— Begin RECORDS PROVIDED —

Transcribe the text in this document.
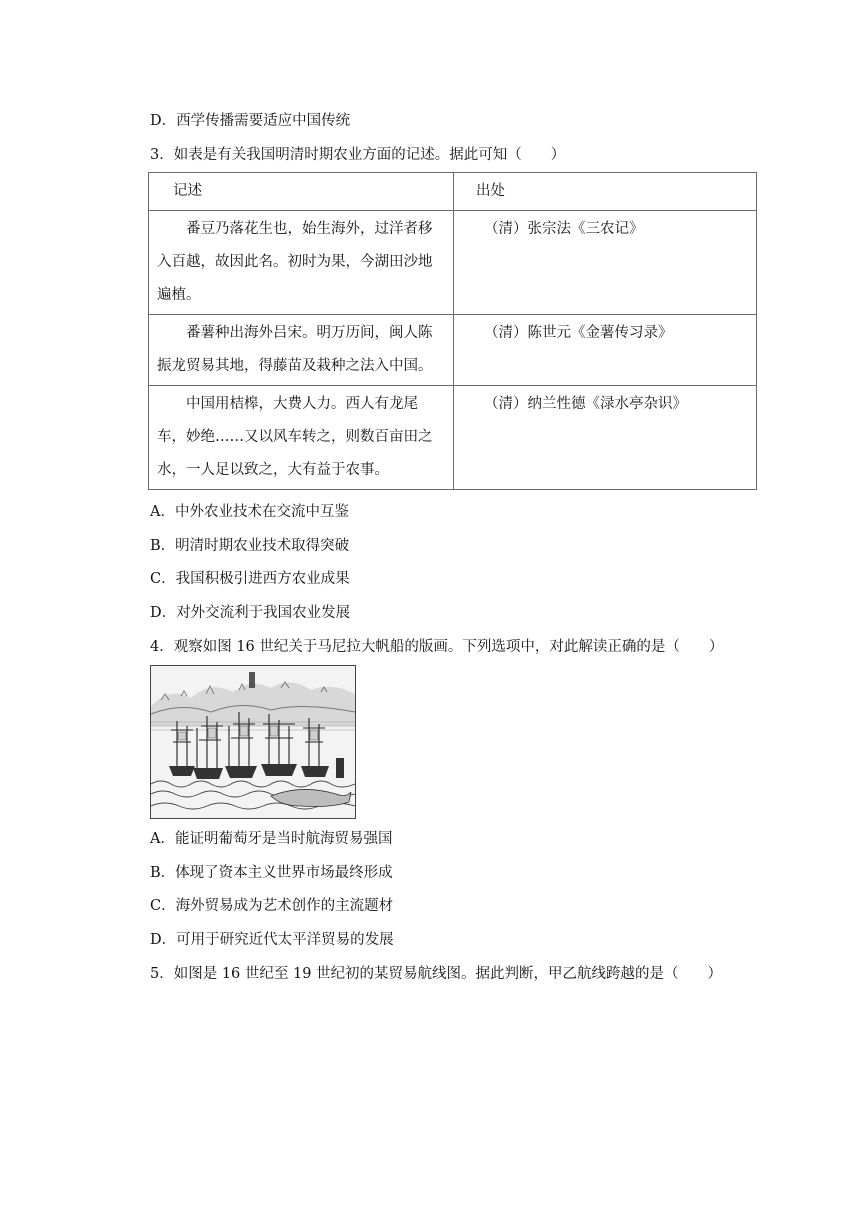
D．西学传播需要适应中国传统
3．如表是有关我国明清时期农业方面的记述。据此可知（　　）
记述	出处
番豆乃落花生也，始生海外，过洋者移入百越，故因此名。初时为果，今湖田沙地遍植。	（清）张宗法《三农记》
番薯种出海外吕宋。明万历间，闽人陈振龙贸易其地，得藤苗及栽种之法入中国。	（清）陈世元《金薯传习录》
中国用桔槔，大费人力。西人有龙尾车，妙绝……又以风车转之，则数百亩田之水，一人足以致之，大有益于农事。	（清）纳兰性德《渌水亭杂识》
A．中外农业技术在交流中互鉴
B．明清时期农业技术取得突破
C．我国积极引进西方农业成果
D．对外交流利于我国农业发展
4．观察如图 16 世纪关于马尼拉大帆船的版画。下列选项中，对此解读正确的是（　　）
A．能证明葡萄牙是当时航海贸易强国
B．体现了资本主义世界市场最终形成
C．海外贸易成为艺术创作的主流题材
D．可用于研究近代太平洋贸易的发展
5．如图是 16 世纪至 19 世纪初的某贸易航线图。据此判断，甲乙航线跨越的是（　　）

— End RECORDS PROVIDED —
— Begin RECORDS PROVIDED —

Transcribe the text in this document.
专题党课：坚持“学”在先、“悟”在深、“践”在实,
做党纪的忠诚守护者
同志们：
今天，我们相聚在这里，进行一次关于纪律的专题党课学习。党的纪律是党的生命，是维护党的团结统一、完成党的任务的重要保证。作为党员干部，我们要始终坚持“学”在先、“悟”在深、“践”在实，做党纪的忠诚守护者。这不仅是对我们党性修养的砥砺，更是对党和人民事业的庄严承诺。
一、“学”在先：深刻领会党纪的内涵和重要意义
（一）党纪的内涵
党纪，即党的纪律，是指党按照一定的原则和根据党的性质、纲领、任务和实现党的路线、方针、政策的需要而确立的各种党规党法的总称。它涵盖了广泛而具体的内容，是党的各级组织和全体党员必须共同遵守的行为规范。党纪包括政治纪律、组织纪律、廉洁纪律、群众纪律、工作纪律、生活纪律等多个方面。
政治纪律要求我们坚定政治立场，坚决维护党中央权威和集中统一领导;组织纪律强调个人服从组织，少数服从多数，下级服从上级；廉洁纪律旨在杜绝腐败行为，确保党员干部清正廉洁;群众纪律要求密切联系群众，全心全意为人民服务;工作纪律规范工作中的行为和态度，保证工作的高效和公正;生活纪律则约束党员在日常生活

— End RECORDS PROVIDED —

Check each line above for the string "做党纪的忠诚守护者", then copy the ones that have it.

做党纪的忠诚守护者
今天，我们相聚在这里，进行一次关于纪律的专题党课学习。党的纪律是党的生命，是维护党的团结统一、完成党的任务的重要保证。作为党员干部，我们要始终坚持“学”在先、“悟”在深、“践”在实，做党纪的忠诚守护者。这不仅是对我们党性修养的砥砺，更是对党和人民事业的庄严承诺。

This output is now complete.